Show every line that has the string "Erste" in it.
╭─ Provided information
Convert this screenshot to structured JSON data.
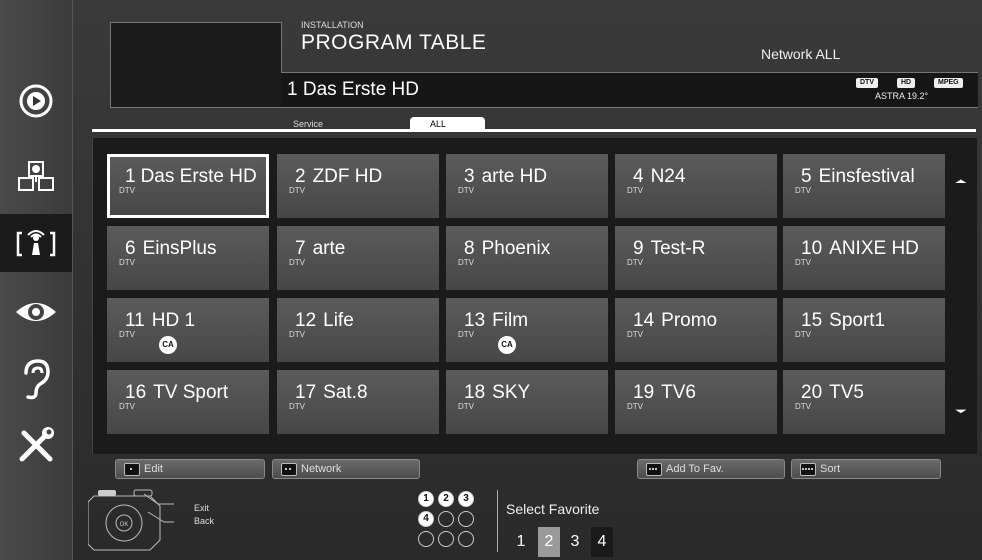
{
  "header": {
    "section": "INSTALLATION",
    "title": "PROGRAM TABLE",
    "network": "Network ALL",
    "current_channel": "1  Das Erste HD",
    "badges": [
      "DTV",
      "HD",
      "MPEG"
    ],
    "satellite": "ASTRA 19.2°"
  },
  "tabs": [
    {
      "label": "Service",
      "active": false
    },
    {
      "label": "ALL",
      "active": true
    }
  ],
  "channels": [
    {
      "num": "1",
      "name": "Das Erste HD",
      "type": "DTV",
      "ca": false,
      "selected": true
    },
    {
      "num": "2",
      "name": "ZDF HD",
      "type": "DTV",
      "ca": false
    },
    {
      "num": "3",
      "name": "arte HD",
      "type": "DTV",
      "ca": false
    },
    {
      "num": "4",
      "name": "N24",
      "type": "DTV",
      "ca": false
    },
    {
      "num": "5",
      "name": "Einsfestival",
      "type": "DTV",
      "ca": false
    },
    {
      "num": "6",
      "name": "EinsPlus",
      "type": "DTV",
      "ca": false
    },
    {
      "num": "7",
      "name": "arte",
      "type": "DTV",
      "ca": false
    },
    {
      "num": "8",
      "name": "Phoenix",
      "type": "DTV",
      "ca": false
    },
    {
      "num": "9",
      "name": "Test-R",
      "type": "DTV",
      "ca": false
    },
    {
      "num": "10",
      "name": "ANIXE HD",
      "type": "DTV",
      "ca": false
    },
    {
      "num": "11",
      "name": "HD 1",
      "type": "DTV",
      "ca": true
    },
    {
      "num": "12",
      "name": "Life",
      "type": "DTV",
      "ca": false
    },
    {
      "num": "13",
      "name": "Film",
      "type": "DTV",
      "ca": true
    },
    {
      "num": "14",
      "name": "Promo",
      "type": "DTV",
      "ca": false
    },
    {
      "num": "15",
      "name": "Sport1",
      "type": "DTV",
      "ca": false
    },
    {
      "num": "16",
      "name": "TV Sport",
      "type": "DTV",
      "ca": false
    },
    {
      "num": "17",
      "name": "Sat.8",
      "type": "DTV",
      "ca": false
    },
    {
      "num": "18",
      "name": "SKY",
      "type": "DTV",
      "ca": false
    },
    {
      "num": "19",
      "name": "TV6",
      "type": "DTV",
      "ca": false
    },
    {
      "num": "20",
      "name": "TV5",
      "type": "DTV",
      "ca": false
    }
  ],
  "ca_label": "CA",
  "actions": [
    {
      "label": "Edit",
      "dots": 1
    },
    {
      "label": "Network",
      "dots": 2
    },
    {
      "label": "Add To Fav.",
      "dots": 3
    },
    {
      "label": "Sort",
      "dots": 4
    }
  ],
  "remote": {
    "ok": "OK",
    "exit": "Exit",
    "back": "Back"
  },
  "favorites": {
    "label": "Select Favorite",
    "keys": [
      "1",
      "2",
      "3",
      "4"
    ],
    "number_circles": [
      "1",
      "2",
      "3",
      "4",
      "",
      "",
      "",
      "",
      ""
    ]
  },
  "colors": {
    "tile": "#525252",
    "panel": "#1b1b1b",
    "fav2": "#9a9a9a",
    "fav4": "#1a1a1a"
  },
  "sidebar": {
    "icons": [
      "media-icon",
      "network-source-icon",
      "installation-icon",
      "picture-icon",
      "sound-icon",
      "tools-icon"
    ]
  }
}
╰─
- [Solution to this task]
    "current_channel": "1  Das Erste HD",
      "name": "Das Erste HD",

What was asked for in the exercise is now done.